* START Information supplied *

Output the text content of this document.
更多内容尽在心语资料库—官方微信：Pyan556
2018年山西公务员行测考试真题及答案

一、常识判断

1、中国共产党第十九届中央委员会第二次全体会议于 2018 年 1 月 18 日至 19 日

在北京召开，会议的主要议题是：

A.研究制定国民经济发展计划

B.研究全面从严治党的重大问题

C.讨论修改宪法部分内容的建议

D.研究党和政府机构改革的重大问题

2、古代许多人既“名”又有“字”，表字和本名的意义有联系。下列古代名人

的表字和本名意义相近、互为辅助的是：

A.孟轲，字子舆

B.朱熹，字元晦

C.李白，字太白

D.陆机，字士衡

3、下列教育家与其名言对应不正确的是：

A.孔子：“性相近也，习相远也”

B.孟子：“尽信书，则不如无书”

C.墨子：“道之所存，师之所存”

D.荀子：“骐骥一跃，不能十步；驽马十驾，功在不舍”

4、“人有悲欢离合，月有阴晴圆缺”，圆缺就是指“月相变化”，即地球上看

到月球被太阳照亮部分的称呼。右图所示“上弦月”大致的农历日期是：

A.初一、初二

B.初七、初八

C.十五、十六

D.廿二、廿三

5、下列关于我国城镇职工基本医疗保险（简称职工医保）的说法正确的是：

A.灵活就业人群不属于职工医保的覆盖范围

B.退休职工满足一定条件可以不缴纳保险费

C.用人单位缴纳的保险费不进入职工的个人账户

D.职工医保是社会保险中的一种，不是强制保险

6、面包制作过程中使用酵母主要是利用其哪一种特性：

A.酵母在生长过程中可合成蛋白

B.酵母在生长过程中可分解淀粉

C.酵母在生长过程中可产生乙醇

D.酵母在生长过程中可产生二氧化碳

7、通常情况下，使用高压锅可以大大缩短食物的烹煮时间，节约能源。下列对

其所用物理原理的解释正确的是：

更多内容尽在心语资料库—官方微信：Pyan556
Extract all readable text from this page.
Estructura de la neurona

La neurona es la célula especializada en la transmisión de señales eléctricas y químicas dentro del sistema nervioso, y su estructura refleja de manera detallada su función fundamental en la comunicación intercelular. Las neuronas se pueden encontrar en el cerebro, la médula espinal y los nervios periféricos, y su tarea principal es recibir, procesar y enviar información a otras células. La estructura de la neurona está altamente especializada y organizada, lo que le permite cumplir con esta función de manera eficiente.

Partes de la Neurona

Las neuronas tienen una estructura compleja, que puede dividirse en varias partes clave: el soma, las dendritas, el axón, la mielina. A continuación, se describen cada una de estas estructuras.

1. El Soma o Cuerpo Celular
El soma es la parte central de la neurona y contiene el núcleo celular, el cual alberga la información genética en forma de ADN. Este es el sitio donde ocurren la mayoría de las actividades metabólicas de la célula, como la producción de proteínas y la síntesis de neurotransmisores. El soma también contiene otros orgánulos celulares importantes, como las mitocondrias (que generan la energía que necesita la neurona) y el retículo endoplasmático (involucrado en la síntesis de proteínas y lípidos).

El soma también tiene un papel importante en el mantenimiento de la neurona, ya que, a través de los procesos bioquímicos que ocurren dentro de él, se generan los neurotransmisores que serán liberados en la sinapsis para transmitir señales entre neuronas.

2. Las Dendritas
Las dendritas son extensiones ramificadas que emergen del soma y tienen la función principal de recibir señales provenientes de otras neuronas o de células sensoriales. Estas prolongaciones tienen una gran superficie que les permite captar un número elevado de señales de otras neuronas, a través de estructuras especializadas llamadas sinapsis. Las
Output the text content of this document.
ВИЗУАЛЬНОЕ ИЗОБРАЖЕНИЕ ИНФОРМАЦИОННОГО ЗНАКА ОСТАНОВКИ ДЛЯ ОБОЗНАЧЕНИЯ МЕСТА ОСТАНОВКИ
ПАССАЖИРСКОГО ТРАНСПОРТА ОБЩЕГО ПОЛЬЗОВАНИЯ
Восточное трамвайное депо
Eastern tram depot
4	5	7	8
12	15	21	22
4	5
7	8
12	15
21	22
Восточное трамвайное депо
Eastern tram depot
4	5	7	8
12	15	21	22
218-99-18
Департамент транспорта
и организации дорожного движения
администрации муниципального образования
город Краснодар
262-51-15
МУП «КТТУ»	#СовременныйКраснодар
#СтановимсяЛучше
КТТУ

* END Information supplied *

**Directions**
Within the material above, find the lines that contain the word "КТТУ"; copy them.

**Answer in full**
МУП «КТТУ»	#СовременныйКраснодар
КТТУ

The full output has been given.